Problem statement —
Gather all lines in the entries that include the word "title".

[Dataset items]

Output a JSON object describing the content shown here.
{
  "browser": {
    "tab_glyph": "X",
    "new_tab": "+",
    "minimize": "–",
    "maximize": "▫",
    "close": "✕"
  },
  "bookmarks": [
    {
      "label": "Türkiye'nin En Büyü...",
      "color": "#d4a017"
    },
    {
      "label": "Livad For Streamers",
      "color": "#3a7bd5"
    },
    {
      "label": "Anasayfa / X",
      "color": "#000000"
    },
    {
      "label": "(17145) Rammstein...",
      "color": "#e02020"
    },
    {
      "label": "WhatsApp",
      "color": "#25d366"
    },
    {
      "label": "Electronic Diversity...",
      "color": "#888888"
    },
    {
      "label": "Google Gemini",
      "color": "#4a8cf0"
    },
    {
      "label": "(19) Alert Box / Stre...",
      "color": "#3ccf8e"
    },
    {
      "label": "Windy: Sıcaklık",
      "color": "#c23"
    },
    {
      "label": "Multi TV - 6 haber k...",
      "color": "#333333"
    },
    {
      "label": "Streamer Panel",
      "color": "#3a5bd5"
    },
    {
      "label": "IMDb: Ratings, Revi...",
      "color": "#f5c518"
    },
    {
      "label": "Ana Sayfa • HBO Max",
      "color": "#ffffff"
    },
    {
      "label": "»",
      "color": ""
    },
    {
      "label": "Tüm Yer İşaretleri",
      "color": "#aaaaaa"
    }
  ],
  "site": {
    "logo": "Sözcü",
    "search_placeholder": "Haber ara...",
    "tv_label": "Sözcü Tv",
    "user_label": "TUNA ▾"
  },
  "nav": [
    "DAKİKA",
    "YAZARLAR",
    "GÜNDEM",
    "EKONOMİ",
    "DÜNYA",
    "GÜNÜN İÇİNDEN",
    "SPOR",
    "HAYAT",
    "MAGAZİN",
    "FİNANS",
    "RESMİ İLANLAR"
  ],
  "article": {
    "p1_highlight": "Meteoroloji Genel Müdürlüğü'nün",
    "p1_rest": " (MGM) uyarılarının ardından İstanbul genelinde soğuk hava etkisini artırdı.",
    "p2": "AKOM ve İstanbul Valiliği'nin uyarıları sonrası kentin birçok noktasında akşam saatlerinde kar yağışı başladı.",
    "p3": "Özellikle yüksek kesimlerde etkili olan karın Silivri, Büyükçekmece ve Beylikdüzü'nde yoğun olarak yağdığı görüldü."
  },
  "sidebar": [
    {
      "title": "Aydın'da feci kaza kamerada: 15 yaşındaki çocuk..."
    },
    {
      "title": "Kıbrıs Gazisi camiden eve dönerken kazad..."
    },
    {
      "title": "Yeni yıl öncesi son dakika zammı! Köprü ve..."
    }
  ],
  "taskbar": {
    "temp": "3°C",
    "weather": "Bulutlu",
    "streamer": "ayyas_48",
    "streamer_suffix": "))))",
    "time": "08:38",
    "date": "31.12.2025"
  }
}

Complete answer —
      "title": "Aydın'da feci kaza kamerada: 15 yaşındaki çocuk..."
      "title": "Kıbrıs Gazisi camiden eve dönerken kazad..."
      "title": "Yeni yıl öncesi son dakika zammı! Köprü ve..."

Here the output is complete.